### What you will do
Transcribe every line, keeping it exact.

Entries from a dataset
= = = = =
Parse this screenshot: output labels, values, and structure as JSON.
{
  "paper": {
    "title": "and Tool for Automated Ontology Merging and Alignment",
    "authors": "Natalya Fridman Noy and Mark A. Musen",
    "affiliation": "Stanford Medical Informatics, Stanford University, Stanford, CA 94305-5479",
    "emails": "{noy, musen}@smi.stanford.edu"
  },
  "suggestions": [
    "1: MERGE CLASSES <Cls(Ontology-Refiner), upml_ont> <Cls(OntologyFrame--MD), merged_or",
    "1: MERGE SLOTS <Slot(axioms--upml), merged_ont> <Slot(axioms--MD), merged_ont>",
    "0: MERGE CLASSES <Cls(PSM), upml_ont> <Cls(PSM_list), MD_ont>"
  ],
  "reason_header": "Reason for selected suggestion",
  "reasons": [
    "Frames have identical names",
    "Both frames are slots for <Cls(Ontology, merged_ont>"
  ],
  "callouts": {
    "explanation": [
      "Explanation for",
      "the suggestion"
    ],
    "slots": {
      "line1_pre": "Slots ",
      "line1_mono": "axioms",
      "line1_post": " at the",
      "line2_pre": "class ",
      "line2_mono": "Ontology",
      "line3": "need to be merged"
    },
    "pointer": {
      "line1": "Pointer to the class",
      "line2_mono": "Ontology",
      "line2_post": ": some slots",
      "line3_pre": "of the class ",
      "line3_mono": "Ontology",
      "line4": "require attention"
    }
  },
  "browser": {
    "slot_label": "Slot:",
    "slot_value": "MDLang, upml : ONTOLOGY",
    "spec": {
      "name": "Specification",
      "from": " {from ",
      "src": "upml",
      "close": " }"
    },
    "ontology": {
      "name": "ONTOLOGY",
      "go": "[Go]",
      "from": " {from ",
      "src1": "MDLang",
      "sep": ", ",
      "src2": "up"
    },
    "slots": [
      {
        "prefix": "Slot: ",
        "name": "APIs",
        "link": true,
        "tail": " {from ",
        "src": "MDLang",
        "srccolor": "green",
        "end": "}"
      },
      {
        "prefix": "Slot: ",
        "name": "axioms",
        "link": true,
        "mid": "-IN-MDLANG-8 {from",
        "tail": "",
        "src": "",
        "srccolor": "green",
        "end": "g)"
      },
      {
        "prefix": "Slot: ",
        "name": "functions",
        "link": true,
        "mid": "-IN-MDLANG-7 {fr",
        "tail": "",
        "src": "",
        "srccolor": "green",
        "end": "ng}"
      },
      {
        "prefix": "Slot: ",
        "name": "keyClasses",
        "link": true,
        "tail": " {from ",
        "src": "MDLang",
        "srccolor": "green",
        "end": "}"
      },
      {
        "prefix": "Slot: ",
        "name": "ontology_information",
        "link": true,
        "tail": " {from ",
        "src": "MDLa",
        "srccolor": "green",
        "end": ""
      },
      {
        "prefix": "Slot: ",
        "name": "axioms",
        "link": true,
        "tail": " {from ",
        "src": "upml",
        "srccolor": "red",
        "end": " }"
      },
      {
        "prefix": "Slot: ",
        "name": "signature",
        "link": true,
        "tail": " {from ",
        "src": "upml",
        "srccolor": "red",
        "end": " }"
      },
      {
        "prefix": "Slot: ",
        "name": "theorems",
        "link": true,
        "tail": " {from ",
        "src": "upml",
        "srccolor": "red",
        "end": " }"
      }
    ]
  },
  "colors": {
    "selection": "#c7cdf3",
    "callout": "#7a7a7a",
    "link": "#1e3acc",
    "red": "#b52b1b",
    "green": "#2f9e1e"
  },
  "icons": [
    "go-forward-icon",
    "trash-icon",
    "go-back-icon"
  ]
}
= = = = =
### Worked solution
Parse this screenshot: output labels, values, and structure as JSON.
{
  "paper": {
    "title": "and Tool for Automated Ontology Merging and Alignment",
    "authors": "Natalya Fridman Noy and Mark A. Musen",
    "affiliation": "Stanford Medical Informatics, Stanford University, Stanford, CA 94305-5479",
    "emails": "{noy, musen}@smi.stanford.edu"
  },
  "suggestions": [
    "1: MERGE CLASSES <Cls(Ontology-Refiner), upml_ont> <Cls(OntologyFrame--MD), merged_or",
    "1: MERGE SLOTS <Slot(axioms--upml), merged_ont> <Slot(axioms--MD), merged_ont>",
    "0: MERGE CLASSES <Cls(PSM), upml_ont> <Cls(PSM_list), MD_ont>"
  ],
  "reason_header": "Reason for selected suggestion",
  "reasons": [
    "Frames have identical names",
    "Both frames are slots for <Cls(Ontology, merged_ont>"
  ],
  "callouts": {
    "explanation": [
      "Explanation for",
      "the suggestion"
    ],
    "slots": {
      "line1_pre": "Slots ",
      "line1_mono": "axioms",
      "line1_post": " at the",
      "line2_pre": "class ",
      "line2_mono": "Ontology",
      "line3": "need to be merged"
    },
    "pointer": {
      "line1": "Pointer to the class",
      "line2_mono": "Ontology",
      "line2_post": ": some slots",
      "line3_pre": "of the class ",
      "line3_mono": "Ontology",
      "line4": "require attention"
    }
  },
  "browser": {
    "slot_label": "Slot:",
    "slot_value": "MDLang, upml : ONTOLOGY",
    "spec": {
      "name": "Specification",
      "from": " {from ",
      "src": "upml",
      "close": " }"
    },
    "ontology": {
      "name": "ONTOLOGY",
      "go": "[Go]",
      "from": " {from ",
      "src1": "MDLang",
      "sep": ", ",
      "src2": "up"
    },
    "slots": [
      {
        "prefix": "Slot: ",
        "name": "APIs",
        "link": true,
        "tail": " {from ",
        "src": "MDLang",
        "srccolor": "green",
        "end": "}"
      },
      {
        "prefix": "Slot: ",
        "name": "axioms",
        "link": true,
        "mid": "-IN-MDLANG-8 {from",
        "tail": "",
        "src": "",
        "srccolor": "green",
        "end": "g)"
      },
      {
        "prefix": "Slot: ",
        "name": "functions",
        "link": true,
        "mid": "-IN-MDLANG-7 {fr",
        "tail": "",
        "src": "",
        "srccolor": "green",
        "end": "ng}"
      },
      {
        "prefix": "Slot: ",
        "name": "keyClasses",
        "link": true,
        "tail": " {from ",
        "src": "MDLang",
        "srccolor": "green",
        "end": "}"
      },
      {
        "prefix": "Slot: ",
        "name": "ontology_information",
        "link": true,
        "tail": " {from ",
        "src": "MDLa",
        "srccolor": "green",
        "end": ""
      },
      {
        "prefix": "Slot: ",
        "name": "axioms",
        "link": true,
        "tail": " {from ",
        "src": "upml",
        "srccolor": "red",
        "end": " }"
      },
      {
        "prefix": "Slot: ",
        "name": "signature",
        "link": true,
        "tail": " {from ",
        "src": "upml",
        "srccolor": "red",
        "end": " }"
      },
      {
        "prefix": "Slot: ",
        "name": "theorems",
        "link": true,
        "tail": " {from ",
        "src": "upml",
        "srccolor": "red",
        "end": " }"
      }
    ]
  },
  "colors": {
    "selection": "#c7cdf3",
    "callout": "#7a7a7a",
    "link": "#1e3acc",
    "red": "#b52b1b",
    "green": "#2f9e1e"
  },
  "icons": [
    "go-forward-icon",
    "trash-icon",
    "go-back-icon"
  ]
}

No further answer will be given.